[Saved data entries]
========
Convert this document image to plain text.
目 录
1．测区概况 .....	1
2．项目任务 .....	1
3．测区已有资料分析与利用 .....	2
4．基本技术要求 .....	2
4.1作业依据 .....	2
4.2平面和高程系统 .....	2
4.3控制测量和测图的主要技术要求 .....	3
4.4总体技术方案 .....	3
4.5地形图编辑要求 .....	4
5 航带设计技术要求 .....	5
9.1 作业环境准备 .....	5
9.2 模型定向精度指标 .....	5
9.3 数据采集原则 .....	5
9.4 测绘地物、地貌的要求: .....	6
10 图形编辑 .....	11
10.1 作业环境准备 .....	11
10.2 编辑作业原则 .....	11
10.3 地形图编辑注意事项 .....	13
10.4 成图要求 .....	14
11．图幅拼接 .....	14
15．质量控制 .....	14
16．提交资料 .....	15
========
■ Stated task ■
Return every line of the material exactly.

■ Solution for this problem ■
Convert this document image to plain text.
目 录
1．测区概况 .....	1
2．项目任务 .....	1
3．测区已有资料分析与利用 .....	2
4．基本技术要求 .....	2
4.1作业依据 .....	2
4.2平面和高程系统 .....	2
4.3控制测量和测图的主要技术要求 .....	3
4.4总体技术方案 .....	3
4.5地形图编辑要求 .....	4
5 航带设计技术要求 .....	5
9.1 作业环境准备 .....	5
9.2 模型定向精度指标 .....	5
9.3 数据采集原则 .....	5
9.4 测绘地物、地貌的要求: .....	6
10 图形编辑 .....	11
10.1 作业环境准备 .....	11
10.2 编辑作业原则 .....	11
10.3 地形图编辑注意事项 .....	13
10.4 成图要求 .....	14
11．图幅拼接 .....	14
15．质量控制 .....	14
16．提交资料 .....	15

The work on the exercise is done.